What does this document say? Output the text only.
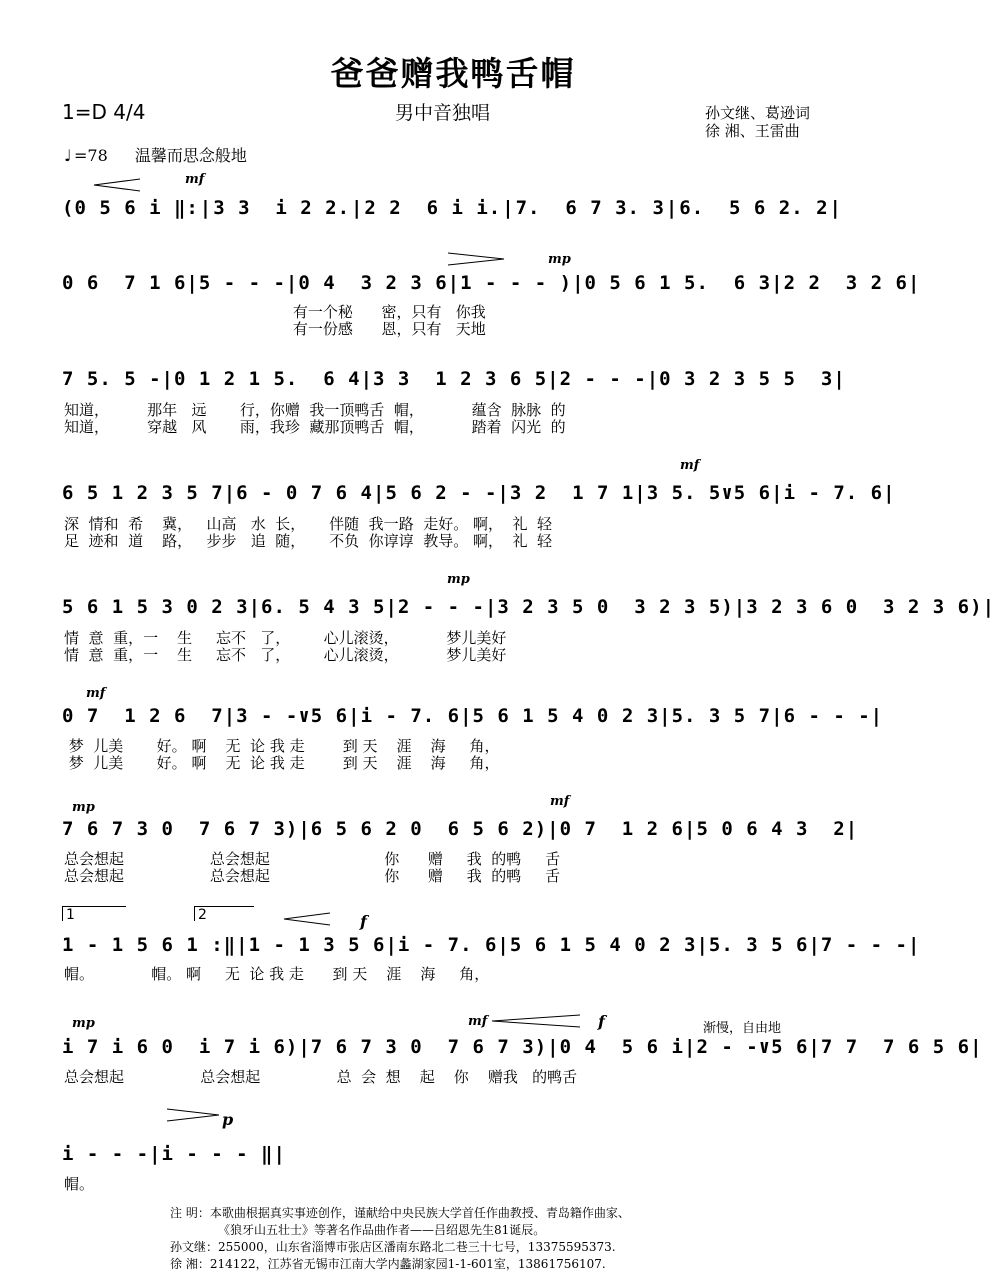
爸爸赠我鸭舌帽
1=D 4/4	男中音独唱	孙文继、葛逊词
徐 湘、王雷曲
♩ =78 温馨而思念般地
(0 5 6 i ‖: | 3 3  i 2 2. | 2 2  6 i i. | 7.  6 7 3. 3 | 6.  5 6 2. 2 |
0 6  7 1 6 | 5 - - - | 0 4  3 2 3 6 | 1 - - - ) | 0 5 6 1 5.  6 3 | 2 2  3 2 6 |
有一个秘      密，只有   你我
有一份感      恩，只有   天地
7 5. 5 - | 0 1 2 1 5.  6 4 | 3 3  1 2 3 6 5 | 2 - - - | 0 3 2 3 5 5  3 |
知道，        那年   远       行，你赠  我一顶鸭舌  帽，          蕴含  脉脉  的
知道，        穿越   风       雨，我珍  藏那顶鸭舌  帽，          踏着  闪光  的
6 5 1 2 3 5 7 | 6 - 0 7 6 4 | 5 6 2 - - | 3 2  1 7 1 | 3 5. 5∨5 6 | i - 7. 6 |
深  情和  希    冀，   山高   水  长，     伴随  我一路  走好。 啊，  礼  轻
足  迹和  道    路，   步步   追  随，     不负  你谆谆  教导。 啊，  礼  轻
5 6 1 5 3 0 2 3 | 6. 5 4 3 5 | 2 - - - | 3 2 3 5 0  3 2 3 5) | 3 2 3 6 0  3 2 3 6) |
情  意  重，一    生     忘不   了，       心儿滚烫，          梦儿美好
情  意  重，一    生     忘不   了，       心儿滚烫，          梦儿美好
0 7  1 2 6  7 | 3 - -∨5 6 | i - 7. 6 | 5 6 1 5 4 0 2 3 | 5. 3 5 7 | 6 - - - |
梦  儿美       好。 啊    无  论 我 走        到 天    涯    海     角，
梦  儿美       好。 啊    无  论 我 走        到 天    涯    海     角，
7 6 7 3 0  7 6 7 3) | 6 5 6 2 0  6 5 6 2) | 0 7  1 2 6 | 5 0 6 4 3  2 |
总会想起                  总会想起                        你      赠     我  的鸭     舌
总会想起                  总会想起                        你      赠     我  的鸭     舌
1 - 1 5 6 1 :‖ | 1 - 1 3 5 6 | i - 7. 6 | 5 6 1 5 4 0 2 3 | 5. 3 5 6 | 7 - - - |
帽。            帽。 啊     无  论 我 走      到 天    涯    海     角，
i 7 i 6 0  i 7 i 6) | 7 6 7 3 0  7 6 7 3) | 0 4  5 6 i | 2 - -∨5 6 | 7 7  7 6 5 6 |
总会想起                总会想起                总  会  想    起    你    赠我   的鸭舌
i - - - | i - - - ‖ |
帽。
mf
mp
mf
mp
mf
mp	mf
f
mp	mf	f
p
渐慢，自由地
1	2
注 明：本歌曲根据真实事迹创作，谨献给中央民族大学首任作曲教授、青岛籍作曲家、
《狼牙山五壮士》等著名作品曲作者——吕绍恩先生81诞辰。
孙文继：255000，山东省淄博市张店区潘南东路北二巷三十七号，13375595373.
徐 湘：214122，江苏省无锡市江南大学内蠡湖家园1-1-601室，13861756107.
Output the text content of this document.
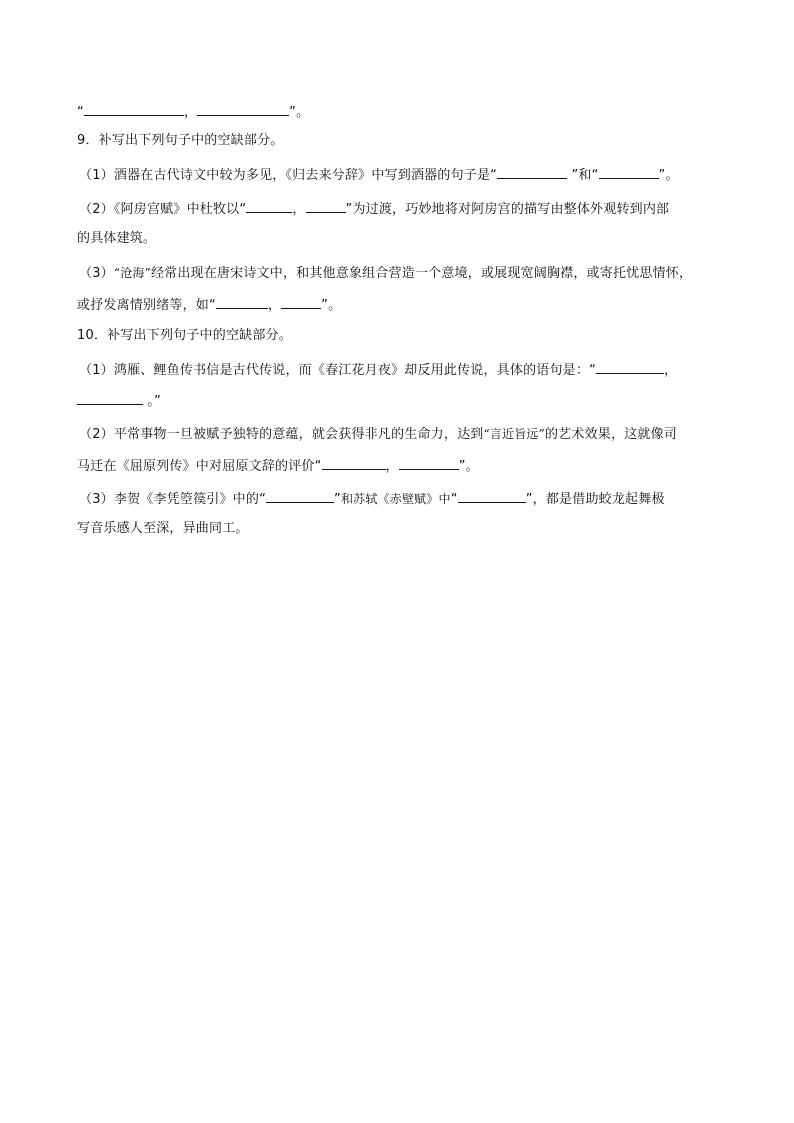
“	，	”。
9．补写出下列句子中的空缺部分。
（1）酒器在古代诗文中较为多见，《归去来兮辞》中写到酒器的句子是“	”和“	”。
（2）《阿房宫赋》中杜牧以“	，	”为过渡，巧妙地将对阿房宫的描写由整体外观转到内部
的具体建筑。
（3）“沧海”经常出现在唐宋诗文中，和其他意象组合营造一个意境，或展现宽阔胸襟，或寄托忧思情怀，
或抒发离情别绪等，如“	，	”。
10．补写出下列句子中的空缺部分。
（1）鸿雁、鲤鱼传书信是古代传说，而《春江花月夜》却反用此传说，具体的语句是：“	，
。”
（2）平常事物一旦被赋予独特的意蕴，就会获得非凡的生命力，达到“言近旨远”的艺术效果，这就像司
马迁在《屈原列传》中对屈原文辞的评价“	，	”。
（3）李贺《李凭箜篌引》中的“	”和苏轼《赤壁赋》中“	”，都是借助蛟龙起舞极
写音乐感人至深，异曲同工。
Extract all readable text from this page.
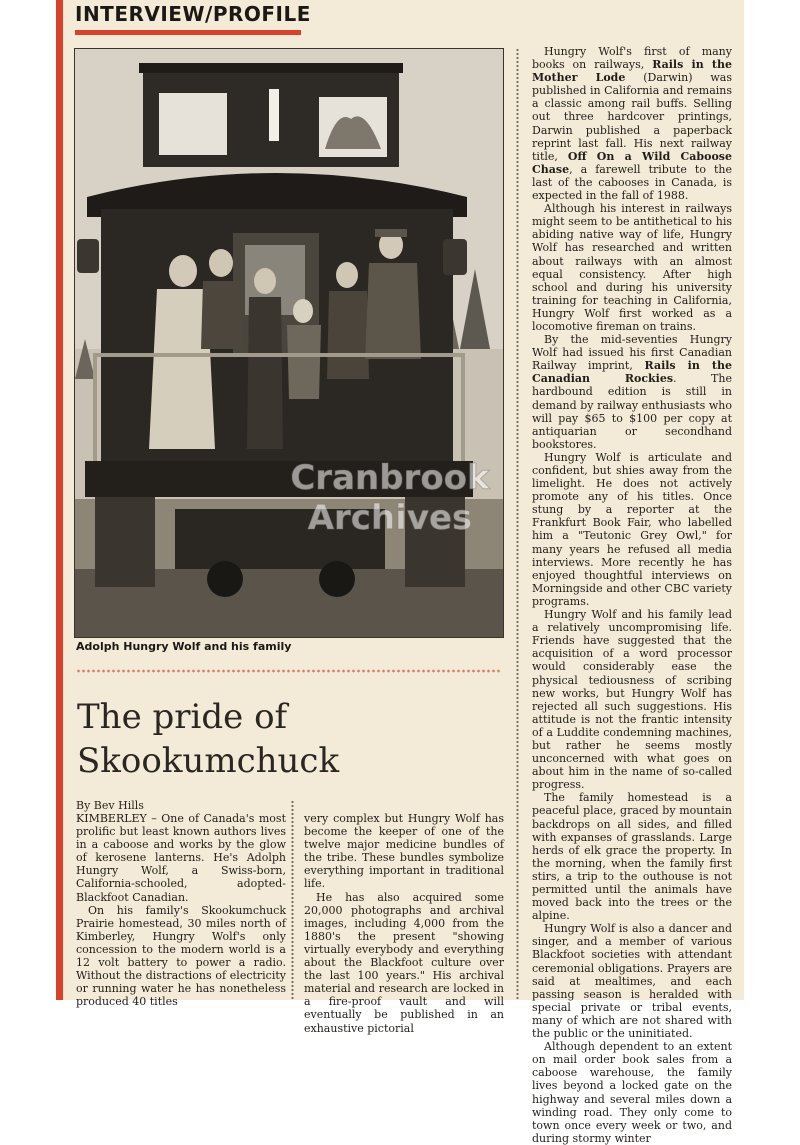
INTERVIEW/PROFILE
Cranbrook
Archives
Adolph Hungry Wolf and his family
The pride of
Skookumchuck
By Bev Hills

KIMBERLEY – One of Canada's most prolific but least known authors lives in a caboose and works by the glow of kerosene lanterns. He's Adolph Hungry Wolf, a Swiss-born, California-schooled, adopted-Blackfoot Canadian.

On his family's Skookumchuck Prairie homestead, 30 miles north of Kimberley, Hungry Wolf's only concession to the modern world is a 12 volt battery to power a radio. Without the distractions of electricity or running water he has nonetheless produced 40 titles

very complex but Hungry Wolf has become the keeper of one of the twelve major medicine bundles of the tribe. These bundles symbolize everything important in traditional life.

He has also acquired some 20,000 photographs and archival images, including 4,000 from the 1880's the present "showing virtually everybody and everything about the Blackfoot culture over the last 100 years." His archival material and research are locked in a fire-proof vault and will eventually be published in an exhaustive pictorial

Hungry Wolf's first of many books on railways, Rails in the Mother Lode (Darwin) was published in California and remains a classic among rail buffs. Selling out three hardcover printings, Darwin published a paperback reprint last fall. His next railway title, Off On a Wild Caboose Chase, a farewell tribute to the last of the cabooses in Canada, is expected in the fall of 1988.

Although his interest in railways might seem to be antithetical to his abiding native way of life, Hungry Wolf has researched and written about railways with an almost equal consistency. After high school and during his university training for teaching in California, Hungry Wolf first worked as a locomotive fireman on trains.

By the mid-seventies Hungry Wolf had issued his first Canadian Railway imprint, Rails in the Canadian Rockies. The hardbound edition is still in demand by railway enthusiasts who will pay $65 to $100 per copy at antiquarian or secondhand bookstores.

Hungry Wolf is articulate and confident, but shies away from the limelight. He does not actively promote any of his titles. Once stung by a reporter at the Frankfurt Book Fair, who labelled him a "Teutonic Grey Owl," for many years he refused all media interviews. More recently he has enjoyed thoughtful interviews on Morningside and other CBC variety programs.

Hungry Wolf and his family lead a relatively uncompromising life. Friends have suggested that the acquisition of a word processor would considerably ease the physical tediousness of scribing new works, but Hungry Wolf has rejected all such suggestions. His attitude is not the frantic intensity of a Luddite condemning machines, but rather he seems mostly unconcerned with what goes on about him in the name of so-called progress.

The family homestead is a peaceful place, graced by mountain backdrops on all sides, and filled with expanses of grasslands. Large herds of elk grace the property. In the morning, when the family first stirs, a trip to the outhouse is not permitted until the animals have moved back into the trees or the alpine.

Hungry Wolf is also a dancer and singer, and a member of various Blackfoot societies with attendant ceremonial obligations. Prayers are said at mealtimes, and each passing season is heralded with special private or tribal events, many of which are not shared with the public or the uninitiated.

Although dependent to an extent on mail order book sales from a caboose warehouse, the family lives beyond a locked gate on the highway and several miles down a winding road. They only come to town once every week or two, and during stormy winter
________________
Direction: Copy all lines from the material that hold "last".

Solution for this task:
He has also acquired some 20,000 photographs and archival images, including 4,000 from the 1880's the present "showing virtually everybody and everything about the Blackfoot culture over the last 100 years." His archival material and research are locked in a fire-proof vault and will eventually be published in an exhaustive pictorial
Hungry Wolf's first of many books on railways, Rails in the Mother Lode (Darwin) was published in California and remains a classic among rail buffs. Selling out three hardcover printings, Darwin published a paperback reprint last fall. His next railway title, Off On a Wild Caboose Chase, a farewell tribute to the last of the cabooses in Canada, is expected in the fall of 1988.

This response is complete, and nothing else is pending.